Instructions to follow |
How many lines in the records below hold the string "JSON"? Please answer with the number and nothing more.

[Begin]

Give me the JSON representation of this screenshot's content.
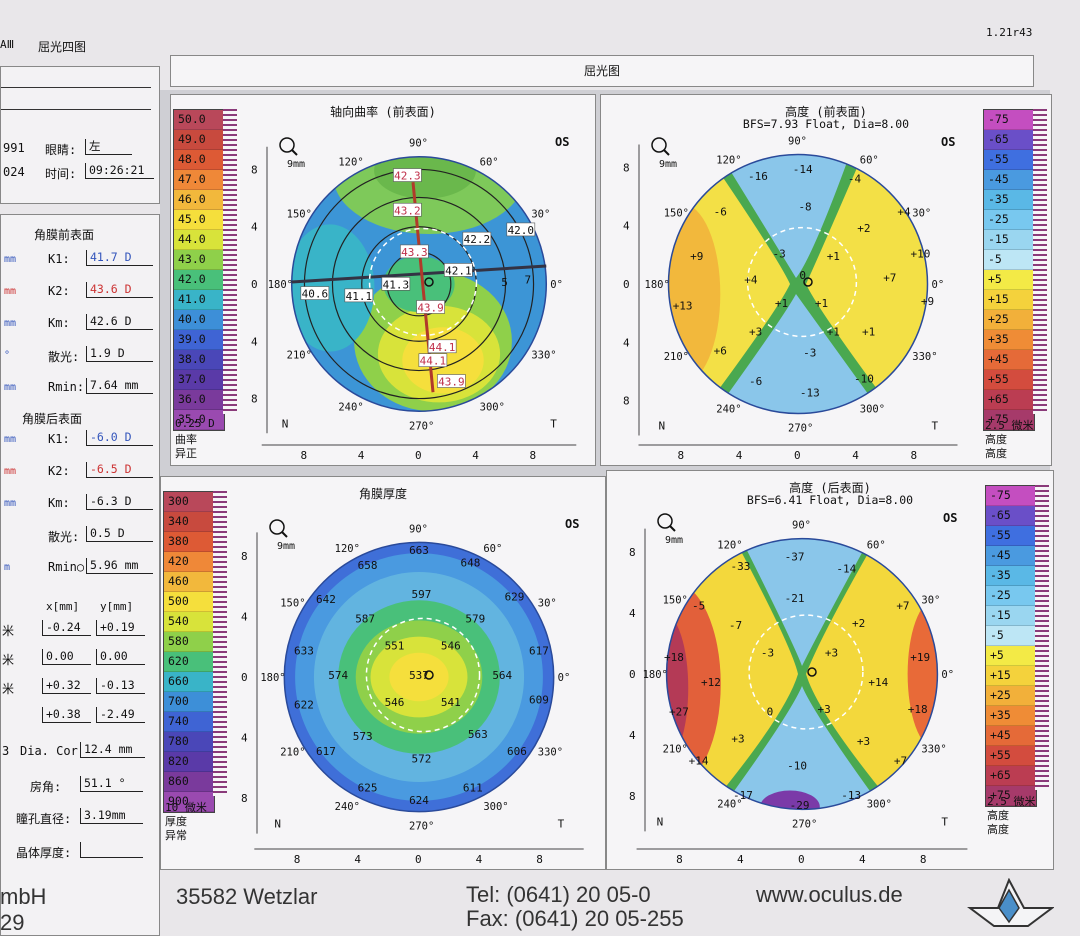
{
  "header": {
    "left_title": "屈光四图",
    "left_prefix": "AⅢ",
    "version": "1.21r43",
    "main_title": "屈光图"
  },
  "patient": {
    "dob_partial": "991",
    "eye_label": "眼睛:",
    "eye_value": "左",
    "date_partial": "024",
    "time_label": "时间:",
    "time_value": "09:26:21"
  },
  "anterior": {
    "title": "角膜前表面",
    "rows": [
      {
        "left": "mm",
        "label": "K1:",
        "value": "41.7 D"
      },
      {
        "left": "mm",
        "label": "K2:",
        "value": "43.6 D"
      },
      {
        "left": "mm",
        "label": "Km:",
        "value": "42.6 D"
      },
      {
        "left": "°",
        "label": "散光:",
        "value": "1.9 D"
      },
      {
        "left": "mm",
        "label": "Rmin:",
        "value": "7.64 mm"
      }
    ]
  },
  "posterior": {
    "title": "角膜后表面",
    "rows": [
      {
        "left": "mm",
        "label": "K1:",
        "value": "-6.0 D"
      },
      {
        "left": "mm",
        "label": "K2:",
        "value": "-6.5 D"
      },
      {
        "left": "mm",
        "label": "Km:",
        "value": "-6.3 D"
      },
      {
        "left": "",
        "label": "散光:",
        "value": "0.5 D"
      },
      {
        "left": "m",
        "label": "Rmin○",
        "value": "5.96 mm"
      }
    ]
  },
  "positions": {
    "col_x": "x[mm]",
    "col_y": "y[mm]",
    "rows": [
      {
        "left": "米",
        "x": "-0.24",
        "y": "+0.19"
      },
      {
        "left": "米",
        "x": "0.00",
        "y": "0.00"
      },
      {
        "left": "米",
        "x": "+0.32",
        "y": "-0.13"
      },
      {
        "left": "",
        "x": "+0.38",
        "y": "-2.49"
      }
    ]
  },
  "misc": {
    "dia_prefix": "3",
    "dia_label": "Dia. Cor",
    "dia_value": "12.4 mm",
    "angle_label": "房角:",
    "angle_value": "51.1 °",
    "pupil_label": "瞳孔直径:",
    "pupil_value": "3.19mm",
    "lens_label": "晶体厚度:",
    "lens_value": ""
  },
  "maps": {
    "axial": {
      "title": "轴向曲率 (前表面)",
      "eye": "OS",
      "zoom": "9mm",
      "scale": [
        "50.0",
        "49.0",
        "48.0",
        "47.0",
        "46.0",
        "45.0",
        "44.0",
        "43.0",
        "42.0",
        "41.0",
        "40.0",
        "39.0",
        "38.0",
        "37.0",
        "36.0",
        "35.0"
      ],
      "scale_footer": [
        "0.25 D",
        "曲率",
        "异正"
      ],
      "labels": [
        "42.3",
        "43.2",
        "43.3",
        "42.2",
        "42.0",
        "42.1",
        "41.3",
        "41.1",
        "40.6",
        "43.9",
        "44.1",
        "44.1",
        "43.9",
        "5",
        "7"
      ]
    },
    "elev_front": {
      "title": "高度 (前表面)",
      "subtitle": "BFS=7.93 Float, Dia=8.00",
      "eye": "OS",
      "zoom": "9mm",
      "scale": [
        "-75",
        "-65",
        "-55",
        "-45",
        "-35",
        "-25",
        "-15",
        "-5",
        "+5",
        "+15",
        "+25",
        "+35",
        "+45",
        "+55",
        "+65",
        "+75"
      ],
      "scale_footer": [
        "2.5 微米",
        "高度",
        "高度"
      ],
      "labels": [
        "-16",
        "-14",
        "-4",
        "-6",
        "-8",
        "+4",
        "-3",
        "+2",
        "+1",
        "+9",
        "+4",
        "+10",
        "+7",
        "+13",
        "+1",
        "+1",
        "+9",
        "+3",
        "+1",
        "+1",
        "+6",
        "-3",
        "-6",
        "-13",
        "-10",
        "0"
      ]
    },
    "pachy": {
      "title": "角膜厚度",
      "eye": "OS",
      "zoom": "9mm",
      "scale": [
        "300",
        "340",
        "380",
        "420",
        "460",
        "500",
        "540",
        "580",
        "620",
        "660",
        "700",
        "740",
        "780",
        "820",
        "860",
        "900"
      ],
      "scale_footer": [
        "10 微米",
        "厚度",
        "异常"
      ],
      "labels": [
        "663",
        "658",
        "648",
        "642",
        "597",
        "629",
        "587",
        "579",
        "633",
        "551",
        "546",
        "617",
        "574",
        "537",
        "564",
        "622",
        "546",
        "541",
        "609",
        "573",
        "563",
        "617",
        "572",
        "606",
        "625",
        "624",
        "611"
      ]
    },
    "elev_back": {
      "title": "高度 (后表面)",
      "subtitle": "BFS=6.41 Float, Dia=8.00",
      "eye": "OS",
      "zoom": "9mm",
      "scale": [
        "-75",
        "-65",
        "-55",
        "-45",
        "-35",
        "-25",
        "-15",
        "-5",
        "+5",
        "+15",
        "+25",
        "+35",
        "+45",
        "+55",
        "+65",
        "+75"
      ],
      "scale_footer": [
        "2.5 微米",
        "高度",
        "高度"
      ],
      "labels": [
        "-33",
        "-37",
        "-14",
        "-21",
        "-5",
        "+7",
        "-7",
        "+2",
        "+18",
        "-3",
        "+3",
        "+19",
        "+12",
        "+14",
        "+27",
        "0",
        "+3",
        "+18",
        "+3",
        "+3",
        "+14",
        "-10",
        "+7",
        "-17",
        "-29",
        "-13"
      ]
    }
  },
  "axis": {
    "deg": [
      "90°",
      "60°",
      "30°",
      "0°",
      "330°",
      "300°",
      "270°",
      "240°",
      "210°",
      "180°",
      "150°",
      "120°"
    ],
    "ticks": [
      "8",
      "4",
      "0",
      "4",
      "8"
    ],
    "N": "N",
    "T": "T"
  },
  "footer": {
    "company": "mbH",
    "left2": "29",
    "city": "35582 Wetzlar",
    "tel": "Tel:  (0641) 20 05-0",
    "fax": "Fax: (0641) 20 05-255",
    "web": "www.oculus.de"
  }
}
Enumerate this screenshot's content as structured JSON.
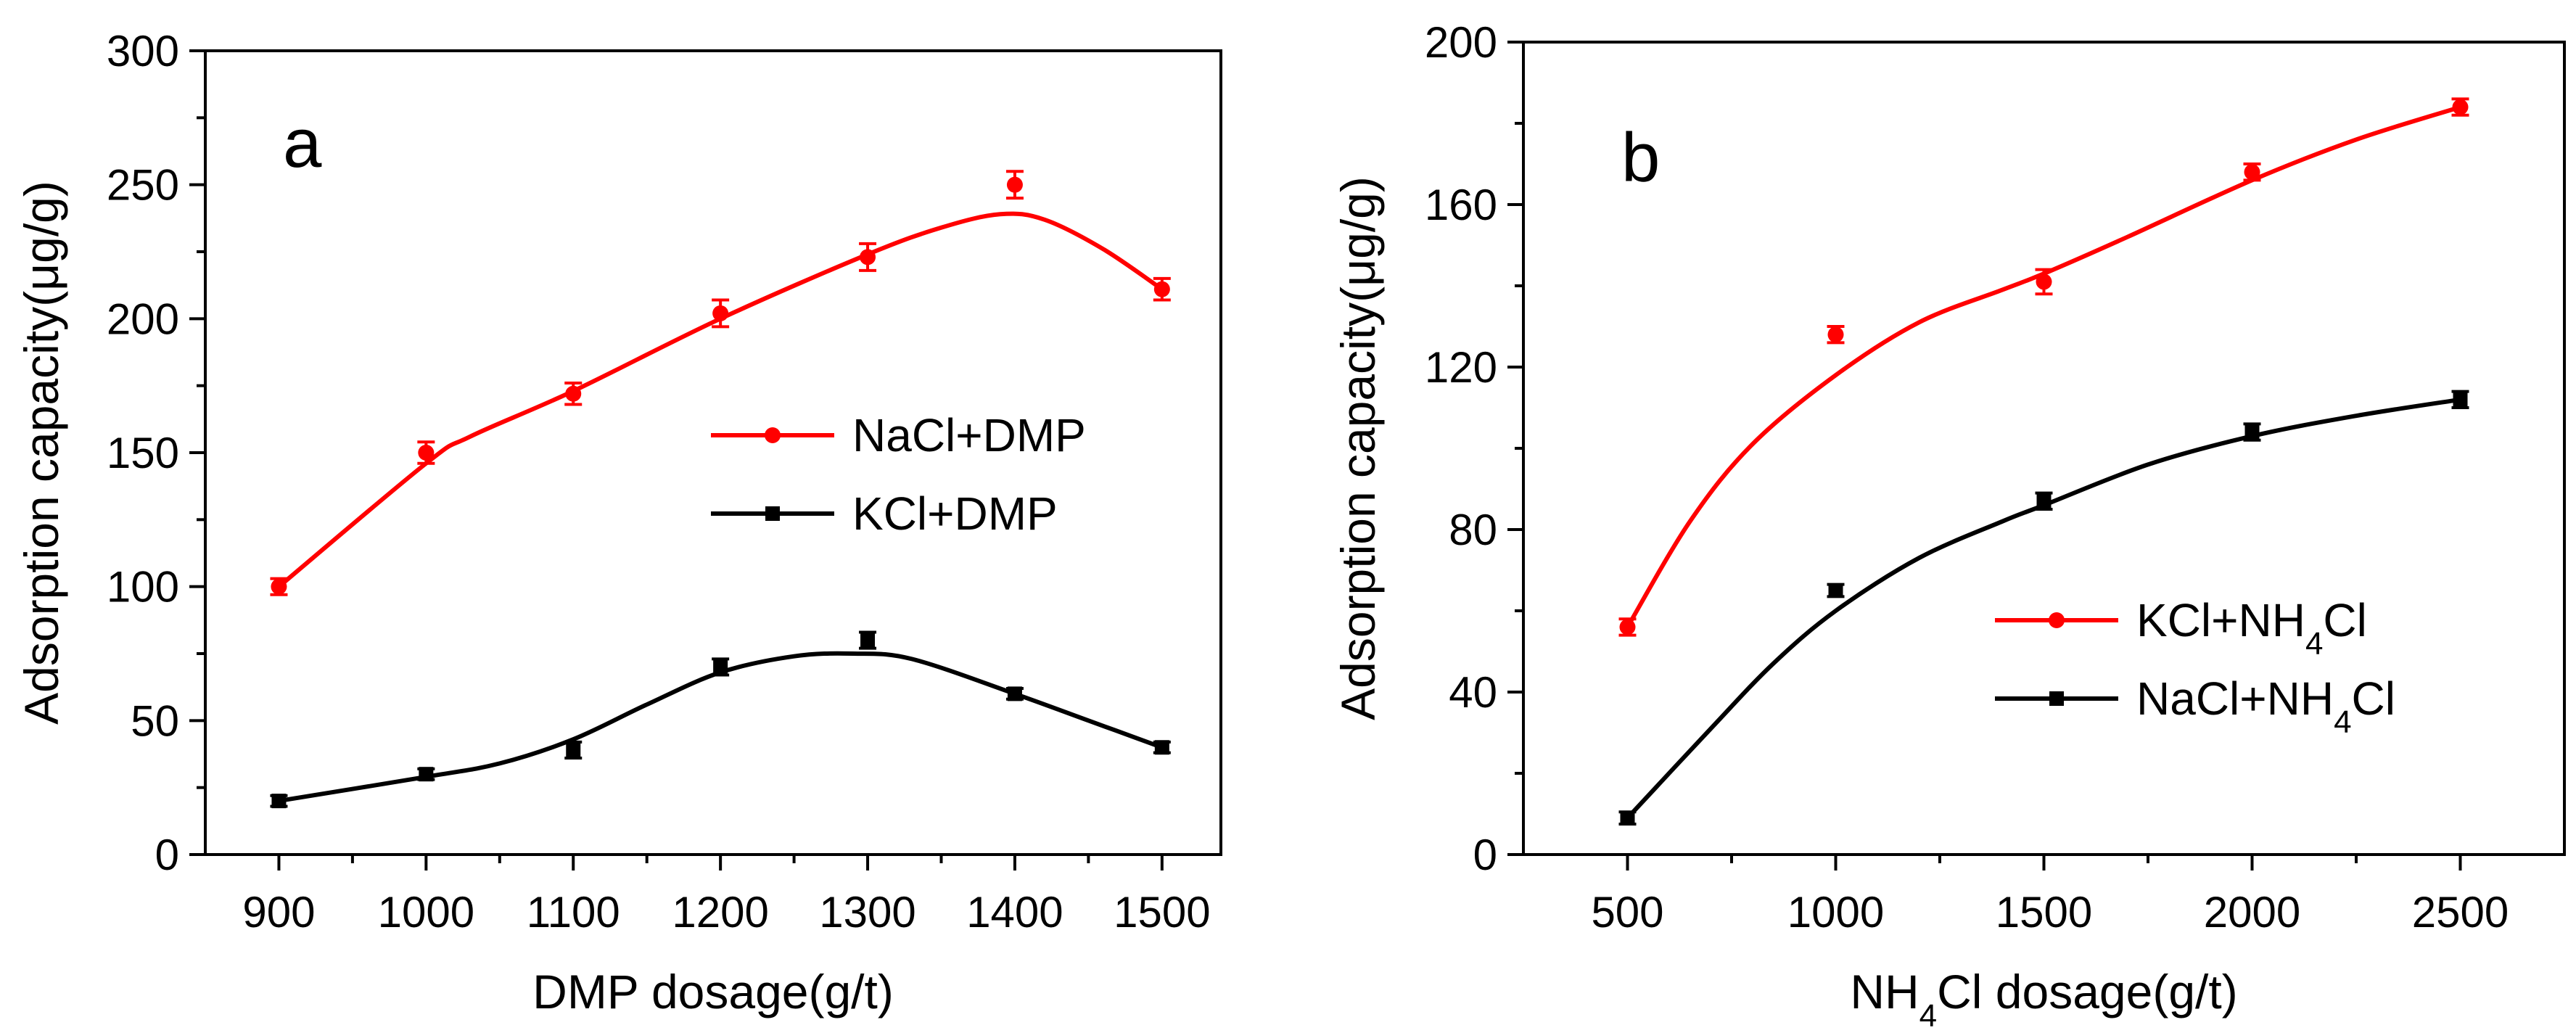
{
  "chart_data": [
    {
      "panel_label": "a",
      "type": "line",
      "xlabel": "DMP dosage(g/t)",
      "ylabel": "Adsorption capacity(μg/g)",
      "xlim": [
        850,
        1540
      ],
      "ylim": [
        0,
        300
      ],
      "x_ticks": [
        900,
        1000,
        1100,
        1200,
        1300,
        1400,
        1500
      ],
      "x_minor_ticks": [
        950,
        1050,
        1150,
        1250,
        1350,
        1450
      ],
      "y_ticks": [
        0,
        50,
        100,
        150,
        200,
        250,
        300
      ],
      "y_minor_ticks": [
        25,
        75,
        125,
        175,
        225,
        275
      ],
      "legend_position": "center-right",
      "series": [
        {
          "name": "NaCl+DMP",
          "label_main": "NaCl+DMP",
          "label_sub": "",
          "label_tail": "",
          "color": "#ff0000",
          "marker": "circle",
          "x": [
            900,
            1000,
            1100,
            1200,
            1300,
            1400,
            1500
          ],
          "values": [
            100,
            150,
            172,
            202,
            223,
            250,
            211
          ],
          "errors": [
            3,
            4,
            4,
            5,
            5,
            5,
            4
          ],
          "fit_x": [
            900,
            1000,
            1030,
            1100,
            1200,
            1300,
            1350,
            1390,
            1420,
            1460,
            1500
          ],
          "fit_y": [
            100,
            146,
            156,
            173,
            200,
            224,
            234,
            239,
            237,
            226,
            211
          ]
        },
        {
          "name": "KCl+DMP",
          "label_main": "KCl+DMP",
          "label_sub": "",
          "label_tail": "",
          "color": "#000000",
          "marker": "square",
          "x": [
            900,
            1000,
            1100,
            1200,
            1300,
            1400,
            1500
          ],
          "values": [
            20,
            30,
            39,
            70,
            80,
            60,
            40
          ],
          "errors": [
            2,
            2,
            3,
            3,
            3,
            2,
            2
          ],
          "fit_x": [
            900,
            1000,
            1050,
            1100,
            1150,
            1200,
            1250,
            1290,
            1330,
            1400,
            1450,
            1500
          ],
          "fit_y": [
            20,
            29,
            34,
            43,
            56,
            68,
            74,
            75,
            73,
            60,
            50,
            40
          ]
        }
      ]
    },
    {
      "panel_label": "b",
      "type": "line",
      "xlabel": "NH4Cl dosage(g/t)",
      "xlabel_parts": [
        "NH",
        "4",
        "Cl dosage(g/t)"
      ],
      "ylabel": "Adsorption capacity(μg/g)",
      "xlim": [
        250,
        2750
      ],
      "ylim": [
        0,
        200
      ],
      "x_ticks": [
        500,
        1000,
        1500,
        2000,
        2500
      ],
      "x_minor_ticks": [
        750,
        1250,
        1750,
        2250
      ],
      "y_ticks": [
        0,
        40,
        80,
        120,
        160,
        200
      ],
      "y_minor_ticks": [
        20,
        60,
        100,
        140,
        180
      ],
      "legend_position": "lower-right",
      "series": [
        {
          "name": "KCl+NH4Cl",
          "label_main": "KCl+NH",
          "label_sub": "4",
          "label_tail": "Cl",
          "color": "#ff0000",
          "marker": "circle",
          "x": [
            500,
            1000,
            1500,
            2000,
            2500
          ],
          "values": [
            56,
            128,
            141,
            168,
            184
          ],
          "errors": [
            2,
            2,
            3,
            2,
            2
          ],
          "fit_x": [
            500,
            650,
            800,
            1000,
            1200,
            1400,
            1500,
            1700,
            2000,
            2250,
            2500
          ],
          "fit_y": [
            56,
            82,
            101,
            118,
            131,
            139,
            143,
            152,
            166,
            176,
            184
          ]
        },
        {
          "name": "NaCl+NH4Cl",
          "label_main": "NaCl+NH",
          "label_sub": "4",
          "label_tail": "Cl",
          "color": "#000000",
          "marker": "square",
          "x": [
            500,
            1000,
            1500,
            2000,
            2500
          ],
          "values": [
            9,
            65,
            87,
            104,
            112
          ],
          "errors": [
            1.5,
            1.5,
            2,
            2,
            2
          ],
          "fit_x": [
            500,
            700,
            850,
            1000,
            1200,
            1400,
            1500,
            1750,
            2000,
            2250,
            2500
          ],
          "fit_y": [
            9,
            31,
            47,
            60,
            73,
            82,
            86,
            96,
            103,
            108,
            112
          ]
        }
      ]
    }
  ]
}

[End]

Complete answer |
2